What you should do: Copy each of the following lines word for word, in the same order.

Data lines:
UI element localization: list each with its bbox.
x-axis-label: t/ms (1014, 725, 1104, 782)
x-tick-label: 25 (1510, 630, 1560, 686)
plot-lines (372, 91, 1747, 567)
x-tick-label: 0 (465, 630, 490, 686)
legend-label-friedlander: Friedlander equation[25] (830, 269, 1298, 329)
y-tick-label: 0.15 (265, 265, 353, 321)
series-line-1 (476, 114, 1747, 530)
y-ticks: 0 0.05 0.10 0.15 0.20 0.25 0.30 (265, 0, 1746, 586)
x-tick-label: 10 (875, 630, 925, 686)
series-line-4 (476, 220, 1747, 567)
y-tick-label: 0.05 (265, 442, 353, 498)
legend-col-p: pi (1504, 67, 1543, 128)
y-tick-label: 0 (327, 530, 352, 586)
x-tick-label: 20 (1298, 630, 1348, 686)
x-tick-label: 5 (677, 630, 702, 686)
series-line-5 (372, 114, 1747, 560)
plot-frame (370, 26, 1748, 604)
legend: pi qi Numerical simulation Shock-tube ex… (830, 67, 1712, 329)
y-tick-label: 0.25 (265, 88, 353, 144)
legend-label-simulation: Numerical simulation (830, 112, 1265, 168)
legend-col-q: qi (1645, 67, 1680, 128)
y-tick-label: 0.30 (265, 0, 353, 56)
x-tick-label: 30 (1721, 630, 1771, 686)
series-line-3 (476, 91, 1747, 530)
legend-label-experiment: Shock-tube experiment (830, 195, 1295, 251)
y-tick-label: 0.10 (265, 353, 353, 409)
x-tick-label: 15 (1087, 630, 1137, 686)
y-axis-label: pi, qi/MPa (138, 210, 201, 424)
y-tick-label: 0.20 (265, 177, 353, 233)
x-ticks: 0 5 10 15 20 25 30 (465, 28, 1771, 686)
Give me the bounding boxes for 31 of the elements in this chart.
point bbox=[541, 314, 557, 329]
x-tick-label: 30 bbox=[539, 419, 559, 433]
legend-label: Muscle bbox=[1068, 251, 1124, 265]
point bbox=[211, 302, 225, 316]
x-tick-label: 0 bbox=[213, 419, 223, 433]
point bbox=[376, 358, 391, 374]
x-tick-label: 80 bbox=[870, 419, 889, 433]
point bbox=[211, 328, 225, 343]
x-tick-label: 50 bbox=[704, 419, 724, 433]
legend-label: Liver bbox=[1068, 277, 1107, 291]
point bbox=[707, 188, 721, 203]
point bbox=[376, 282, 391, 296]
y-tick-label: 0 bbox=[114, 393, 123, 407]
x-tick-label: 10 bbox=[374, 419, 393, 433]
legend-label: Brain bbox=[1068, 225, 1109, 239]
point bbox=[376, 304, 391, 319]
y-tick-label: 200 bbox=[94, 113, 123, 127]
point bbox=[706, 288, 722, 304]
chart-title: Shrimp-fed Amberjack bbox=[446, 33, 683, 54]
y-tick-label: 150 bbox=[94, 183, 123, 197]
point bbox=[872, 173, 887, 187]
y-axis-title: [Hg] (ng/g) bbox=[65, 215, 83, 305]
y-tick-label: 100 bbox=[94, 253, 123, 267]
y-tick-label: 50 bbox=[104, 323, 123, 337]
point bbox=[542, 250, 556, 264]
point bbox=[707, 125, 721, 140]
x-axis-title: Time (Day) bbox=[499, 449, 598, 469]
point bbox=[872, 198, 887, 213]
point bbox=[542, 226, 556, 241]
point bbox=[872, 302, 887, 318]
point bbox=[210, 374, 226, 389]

Task solution:
UI element localization: list each with its bbox.
x-axis-label: t/ms (1014, 725, 1104, 782)
x-tick-label: 25 (1510, 630, 1560, 686)
plot-lines (372, 91, 1747, 567)
x-tick-label: 0 (465, 630, 490, 686)
legend-label-friedlander: Friedlander equation[25] (830, 269, 1298, 329)
y-tick-label: 0.15 (265, 265, 353, 321)
series-line-1 (476, 114, 1747, 530)
y-ticks: 0 0.05 0.10 0.15 0.20 0.25 0.30 (265, 0, 1746, 586)
x-tick-label: 10 (875, 630, 925, 686)
series-line-4 (476, 220, 1747, 567)
y-tick-label: 0.05 (265, 442, 353, 498)
legend-col-p: pi (1504, 67, 1543, 128)
y-tick-label: 0 (327, 530, 352, 586)
x-tick-label: 20 (1298, 630, 1348, 686)
x-tick-label: 5 (677, 630, 702, 686)
series-line-5 (372, 114, 1747, 560)
plot-frame (370, 26, 1748, 604)
legend: pi qi Numerical simulation Shock-tube ex… (830, 67, 1712, 329)
y-tick-label: 0.25 (265, 88, 353, 144)
legend-label-simulation: Numerical simulation (830, 112, 1265, 168)
legend-col-q: qi (1645, 67, 1680, 128)
y-tick-label: 0.30 (265, 0, 353, 56)
x-tick-label: 30 (1721, 630, 1771, 686)
series-line-3 (476, 91, 1747, 530)
legend-label-experiment: Shock-tube experiment (830, 195, 1295, 251)
y-tick-label: 0.10 (265, 353, 353, 409)
x-tick-label: 15 (1087, 630, 1137, 686)
y-axis-label: pi, qi/MPa (138, 210, 201, 424)
y-tick-label: 0.20 (265, 177, 353, 233)
x-ticks: 0 5 10 15 20 25 30 (465, 28, 1771, 686)
Give me the bounding boxes for 31 of the elements in this chart.
point bbox=[541, 314, 557, 329]
x-tick-label: 30 bbox=[539, 419, 559, 433]
legend-label: Muscle bbox=[1068, 251, 1124, 265]
point bbox=[211, 302, 225, 316]
x-tick-label: 0 bbox=[213, 419, 223, 433]
point bbox=[376, 358, 391, 374]
x-tick-label: 80 bbox=[870, 419, 889, 433]
point bbox=[211, 328, 225, 343]
x-tick-label: 50 bbox=[704, 419, 724, 433]
legend-label: Liver bbox=[1068, 277, 1107, 291]
point bbox=[707, 188, 721, 203]
point bbox=[376, 282, 391, 296]
y-tick-label: 0 bbox=[114, 393, 123, 407]
x-tick-label: 10 bbox=[374, 419, 393, 433]
legend-label: Brain bbox=[1068, 225, 1109, 239]
point bbox=[376, 304, 391, 319]
y-tick-label: 200 bbox=[94, 113, 123, 127]
point bbox=[706, 288, 722, 304]
chart-title: Shrimp-fed Amberjack bbox=[446, 33, 683, 54]
y-tick-label: 150 bbox=[94, 183, 123, 197]
point bbox=[872, 173, 887, 187]
y-axis-title: [Hg] (ng/g) bbox=[65, 215, 83, 305]
y-tick-label: 100 bbox=[94, 253, 123, 267]
y-tick-label: 50 bbox=[104, 323, 123, 337]
point bbox=[542, 250, 556, 264]
point bbox=[707, 125, 721, 140]
x-axis-title: Time (Day) bbox=[499, 449, 598, 469]
point bbox=[872, 198, 887, 213]
point bbox=[542, 226, 556, 241]
point bbox=[872, 302, 887, 318]
point bbox=[210, 374, 226, 389]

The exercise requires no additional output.